The Inner Science of Buddhist Practice contains translations of texts by two historically important Indian Buddhist scholars: Vasubhandhu's "Summary of the Five Heaps" and Sthiramati's commentary on Vasubandhu's root text. These works present the traditional Buddhist analysis of ordinary experience and provide rich resources for studying Buddhist and Western interpretations of the psychology of spiritual development. According to Buddhist doctrine, the mind of an ordinary person even at birth holds deeply ingrained predispositions that lead us to perceive the elements of everyday experience mistakenly and to believe, for instance, that entities persist through time that the pleasures we pursue are genuinely satisfying, that our own personal being is governed by a real self, and that all physical and mental phenomena have a distinct, independent, and real essence. Our everyday language only serves to reinforce and deepen these erring notions. Buddhist teaching reveals how to reject these flawed beliefs and replace them with a model that both more accurately represents our experience and is indispensable to the realizations that will free us from cyclic existence. The ability to accomplish this rests largely with learning the unique vocabulary and explanations found in Buddhist literature, since that is how we will discover what is mistaken about our untutored beliefs and where we will gain the intellectual skills that are needed to construct a new and more refined conceptual infrastructure. Engle's introduction explores how the material contained in the two translations can specifically improve practice of the Tibetan teaching system known as Lamrim, or Stages of the Path. Each of the levels of motivation described by the Lamrim teachings is examined in light of the doctrine of the five heaps-form, feeling, conception, formations, and consciousness-to show how greater understanding of the classical Buddhist doctrines can enhance practice of that portion of the instruction.



Artemus B. Engle studied Buddhism with the late Sera Mey Khensur Lobsang Tharchin Rinpoche for more than thirty years. Over much of the past decade he has continued his studies as a student of Gyumé Khensur Lobsang Jampa Rinpoche. In 1983 he earned a doctorate in Buddhist Studies from the University of Wisconsin and is currently a fellow with the Tsadra Foundation.

## [Source data]

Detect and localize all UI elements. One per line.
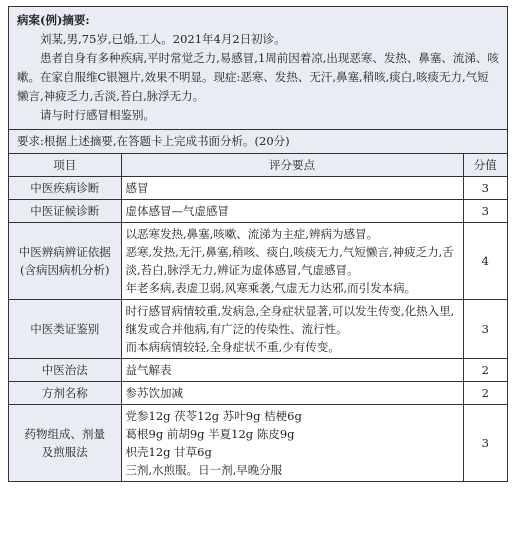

## [Exercise task A]
According to the book description, which five heaps does the doctrine name?
## [Exercise task B]
Reproduce the book description from "Artemus B. Engle" up to and including "the Tsadra Foundation.".
## [Exercise task C]
The book description says that rejecting flawed beliefs depends largely on learning the vocabulary and explanations in Buddhist literature. What reason does it give?

## [Task result A]
Form, feeling, conception, formations, and consciousness.

## [Task result B]
Artemus B. Engle studied Buddhism with the late Sera Mey Khensur Lobsang Tharchin Rinpoche for more than thirty years. Over much of the past decade he has continued his studies as a student of Gyumé Khensur Lobsang Jampa Rinpoche. In 1983 he earned a doctorate in Buddhist Studies from the University of Wisconsin and is currently a fellow with the Tsadra Foundation.

## [Task result C]
Learning that vocabulary and those explanations is how we discover what is mistaken about our untutored beliefs. It is also where we gain the intellectual skills needed to build a new and more refined conceptual infrastructure.